> [STATED EXERCISE]
Search the entries for the word "nascut" and pull out each line that has it.

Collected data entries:
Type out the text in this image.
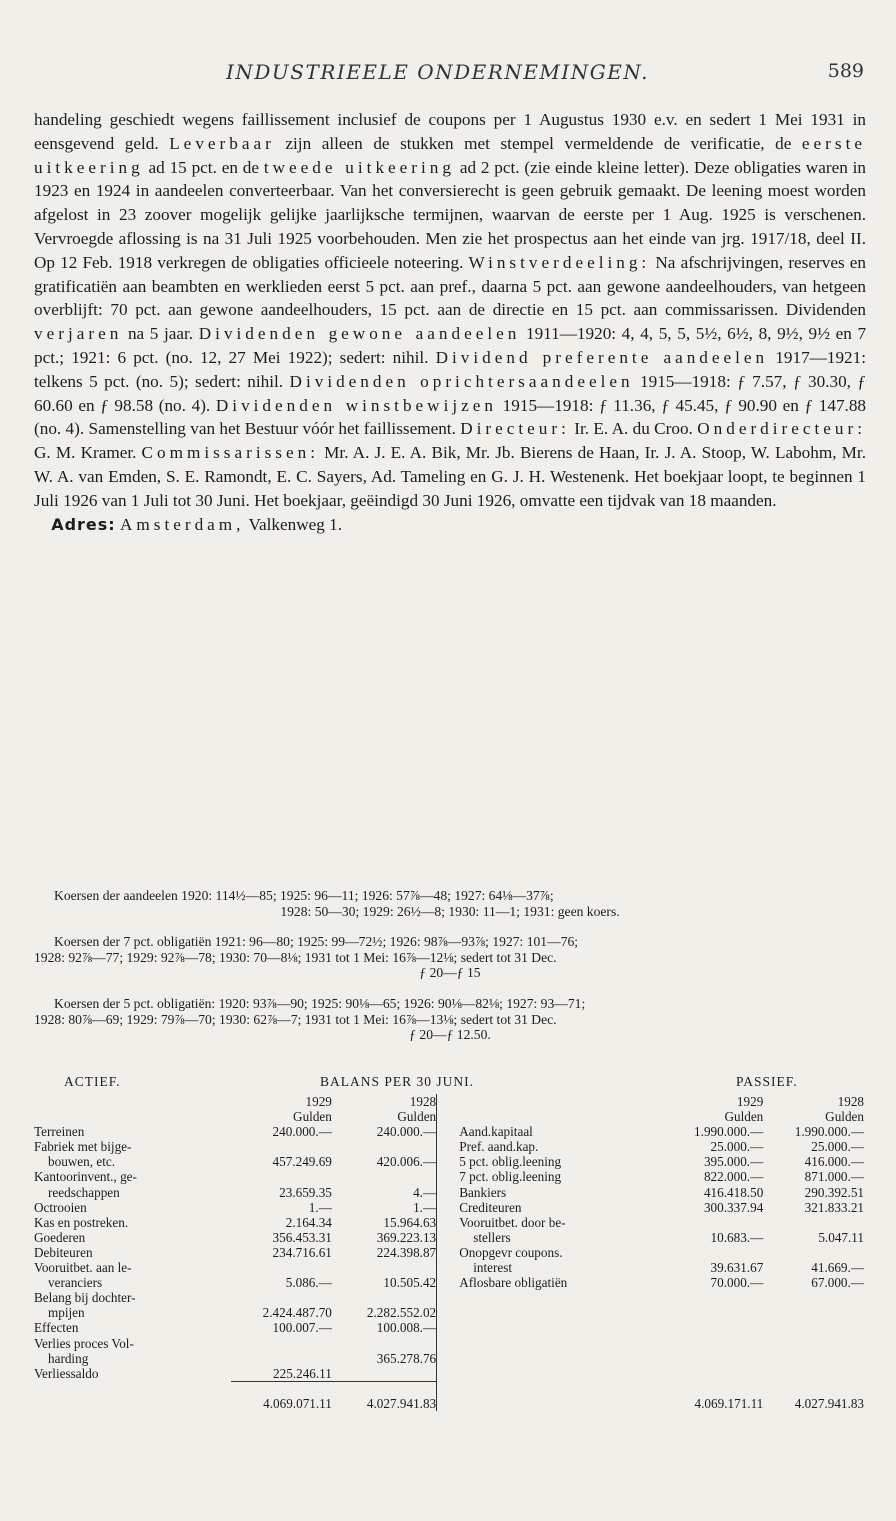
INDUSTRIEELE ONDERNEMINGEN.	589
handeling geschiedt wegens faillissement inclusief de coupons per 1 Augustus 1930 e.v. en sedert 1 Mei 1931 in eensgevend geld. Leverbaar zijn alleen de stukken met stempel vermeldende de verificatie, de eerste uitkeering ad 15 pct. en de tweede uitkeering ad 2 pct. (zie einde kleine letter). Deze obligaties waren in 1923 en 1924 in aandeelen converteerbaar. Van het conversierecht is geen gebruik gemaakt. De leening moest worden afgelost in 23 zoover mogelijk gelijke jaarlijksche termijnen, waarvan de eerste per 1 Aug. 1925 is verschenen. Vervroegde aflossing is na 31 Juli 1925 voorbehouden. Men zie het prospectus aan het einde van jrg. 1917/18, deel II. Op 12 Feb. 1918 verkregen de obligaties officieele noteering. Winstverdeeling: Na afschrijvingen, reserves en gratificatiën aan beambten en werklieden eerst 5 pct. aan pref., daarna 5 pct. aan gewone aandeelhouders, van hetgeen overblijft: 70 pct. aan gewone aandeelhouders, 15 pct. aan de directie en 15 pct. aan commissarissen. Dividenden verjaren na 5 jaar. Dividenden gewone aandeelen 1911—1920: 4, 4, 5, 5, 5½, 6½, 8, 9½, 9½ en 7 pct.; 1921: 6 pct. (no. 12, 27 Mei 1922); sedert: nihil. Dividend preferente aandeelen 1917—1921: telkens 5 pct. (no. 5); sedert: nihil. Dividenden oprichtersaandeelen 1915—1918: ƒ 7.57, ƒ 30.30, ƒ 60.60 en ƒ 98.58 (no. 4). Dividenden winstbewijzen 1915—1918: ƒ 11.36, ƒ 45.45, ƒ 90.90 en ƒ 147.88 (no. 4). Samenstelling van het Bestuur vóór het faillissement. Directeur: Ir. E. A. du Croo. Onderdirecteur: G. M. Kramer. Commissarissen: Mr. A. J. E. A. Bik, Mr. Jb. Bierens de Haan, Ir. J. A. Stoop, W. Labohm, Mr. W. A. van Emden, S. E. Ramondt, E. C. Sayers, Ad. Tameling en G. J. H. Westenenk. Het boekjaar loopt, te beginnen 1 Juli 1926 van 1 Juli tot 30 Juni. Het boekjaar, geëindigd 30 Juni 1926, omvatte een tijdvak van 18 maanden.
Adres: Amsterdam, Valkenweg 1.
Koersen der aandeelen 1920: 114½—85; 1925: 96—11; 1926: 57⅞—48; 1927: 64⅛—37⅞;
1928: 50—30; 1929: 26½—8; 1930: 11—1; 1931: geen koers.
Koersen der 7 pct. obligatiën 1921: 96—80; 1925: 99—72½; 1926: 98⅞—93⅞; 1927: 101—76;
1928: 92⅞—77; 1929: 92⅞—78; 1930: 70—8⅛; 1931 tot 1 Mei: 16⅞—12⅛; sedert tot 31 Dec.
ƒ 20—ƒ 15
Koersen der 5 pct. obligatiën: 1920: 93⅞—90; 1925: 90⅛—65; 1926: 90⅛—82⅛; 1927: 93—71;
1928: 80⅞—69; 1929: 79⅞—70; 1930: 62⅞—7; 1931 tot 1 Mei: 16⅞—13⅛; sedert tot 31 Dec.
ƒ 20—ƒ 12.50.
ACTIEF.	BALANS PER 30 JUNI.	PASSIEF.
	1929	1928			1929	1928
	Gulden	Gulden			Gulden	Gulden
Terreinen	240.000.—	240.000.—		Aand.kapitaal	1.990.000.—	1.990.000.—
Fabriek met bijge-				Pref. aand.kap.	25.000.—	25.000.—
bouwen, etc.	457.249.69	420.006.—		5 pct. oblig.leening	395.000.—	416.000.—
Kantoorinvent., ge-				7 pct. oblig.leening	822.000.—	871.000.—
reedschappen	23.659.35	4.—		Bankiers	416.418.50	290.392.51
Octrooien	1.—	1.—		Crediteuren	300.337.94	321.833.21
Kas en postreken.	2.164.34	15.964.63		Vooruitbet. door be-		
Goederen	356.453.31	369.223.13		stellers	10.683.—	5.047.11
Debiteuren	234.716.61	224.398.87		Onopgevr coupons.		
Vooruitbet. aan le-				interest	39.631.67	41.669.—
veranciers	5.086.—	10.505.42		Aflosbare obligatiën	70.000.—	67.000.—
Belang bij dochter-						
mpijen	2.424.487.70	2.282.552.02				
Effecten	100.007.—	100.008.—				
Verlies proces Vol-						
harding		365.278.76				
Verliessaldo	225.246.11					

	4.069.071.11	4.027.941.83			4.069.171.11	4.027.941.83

...

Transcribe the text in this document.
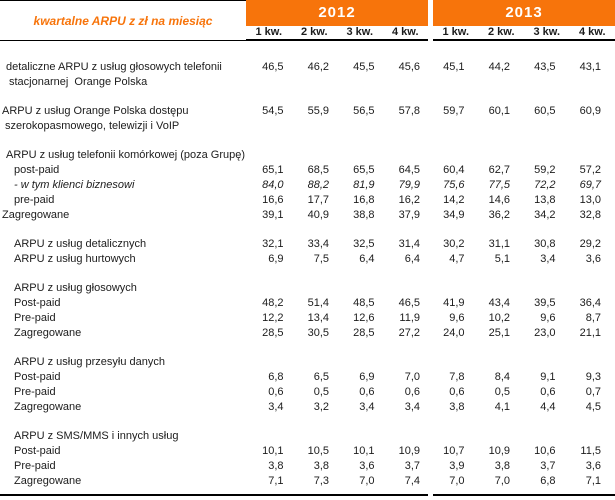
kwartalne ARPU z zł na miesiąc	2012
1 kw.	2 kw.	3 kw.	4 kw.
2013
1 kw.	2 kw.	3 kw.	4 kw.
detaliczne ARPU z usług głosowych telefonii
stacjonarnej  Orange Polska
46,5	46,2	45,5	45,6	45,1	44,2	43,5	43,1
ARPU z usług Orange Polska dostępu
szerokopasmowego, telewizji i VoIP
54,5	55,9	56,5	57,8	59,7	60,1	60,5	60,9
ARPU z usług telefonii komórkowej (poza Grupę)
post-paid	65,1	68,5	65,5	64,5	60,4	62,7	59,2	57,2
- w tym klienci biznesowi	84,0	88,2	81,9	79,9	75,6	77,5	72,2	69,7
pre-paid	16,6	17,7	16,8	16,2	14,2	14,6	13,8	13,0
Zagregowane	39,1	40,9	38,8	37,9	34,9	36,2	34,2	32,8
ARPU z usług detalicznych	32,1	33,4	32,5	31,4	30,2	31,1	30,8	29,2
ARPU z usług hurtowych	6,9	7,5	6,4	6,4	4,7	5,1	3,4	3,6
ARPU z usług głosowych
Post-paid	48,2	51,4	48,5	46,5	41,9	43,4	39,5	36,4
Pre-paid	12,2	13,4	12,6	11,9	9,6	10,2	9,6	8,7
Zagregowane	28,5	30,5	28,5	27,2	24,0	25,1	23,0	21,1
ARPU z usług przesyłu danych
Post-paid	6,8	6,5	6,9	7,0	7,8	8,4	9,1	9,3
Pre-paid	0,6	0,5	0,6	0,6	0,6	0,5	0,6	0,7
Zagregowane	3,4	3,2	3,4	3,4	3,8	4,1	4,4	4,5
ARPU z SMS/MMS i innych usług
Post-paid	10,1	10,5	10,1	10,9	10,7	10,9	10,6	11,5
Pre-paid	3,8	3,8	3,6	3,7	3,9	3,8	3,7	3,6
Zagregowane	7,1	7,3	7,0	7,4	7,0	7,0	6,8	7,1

---

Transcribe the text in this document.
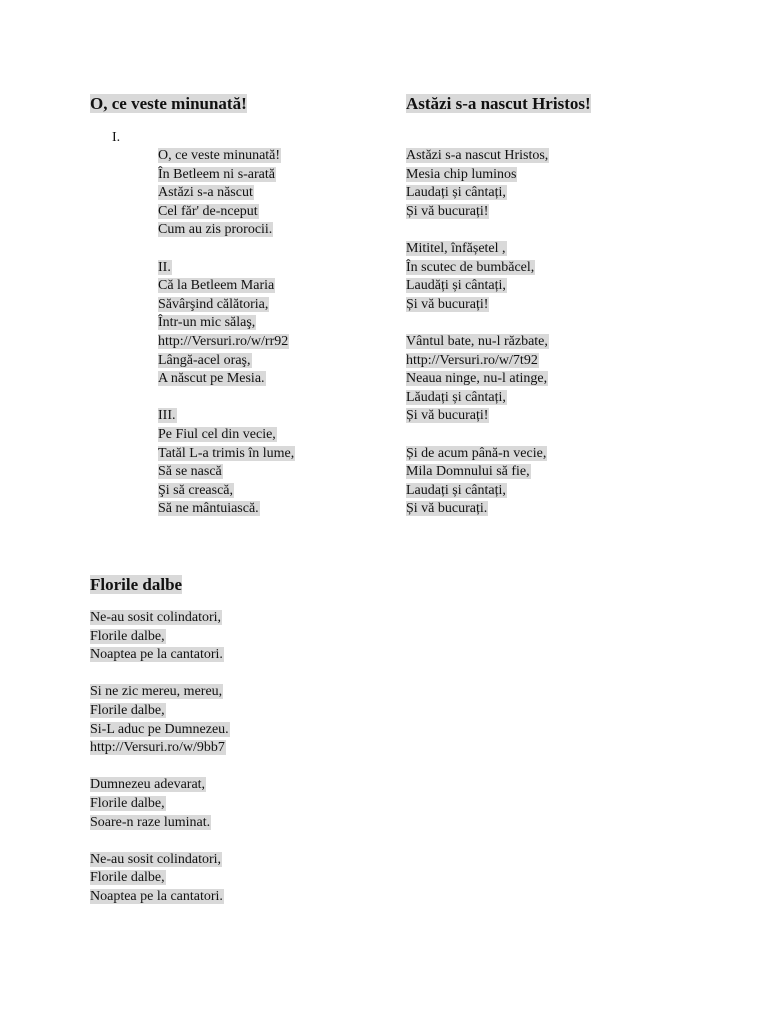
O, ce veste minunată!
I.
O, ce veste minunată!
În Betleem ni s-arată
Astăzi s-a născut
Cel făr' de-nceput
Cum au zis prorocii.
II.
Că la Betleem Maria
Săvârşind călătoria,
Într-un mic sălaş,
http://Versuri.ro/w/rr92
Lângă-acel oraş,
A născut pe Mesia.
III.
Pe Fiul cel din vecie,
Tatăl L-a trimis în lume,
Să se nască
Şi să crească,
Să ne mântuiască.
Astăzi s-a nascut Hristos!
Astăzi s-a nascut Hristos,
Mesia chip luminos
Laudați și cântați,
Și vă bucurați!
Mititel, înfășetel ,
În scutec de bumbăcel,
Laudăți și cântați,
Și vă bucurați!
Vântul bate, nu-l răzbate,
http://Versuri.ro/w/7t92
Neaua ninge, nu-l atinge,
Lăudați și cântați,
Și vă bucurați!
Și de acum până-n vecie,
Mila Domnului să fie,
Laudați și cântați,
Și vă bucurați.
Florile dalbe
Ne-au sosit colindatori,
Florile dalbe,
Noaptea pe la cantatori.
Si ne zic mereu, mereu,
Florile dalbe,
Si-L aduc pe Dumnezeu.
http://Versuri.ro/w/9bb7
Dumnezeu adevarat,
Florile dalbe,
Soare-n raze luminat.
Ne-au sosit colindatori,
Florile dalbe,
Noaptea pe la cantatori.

> [ANSWER]
Astăzi s-a nascut Hristos!
Astăzi s-a nascut Hristos,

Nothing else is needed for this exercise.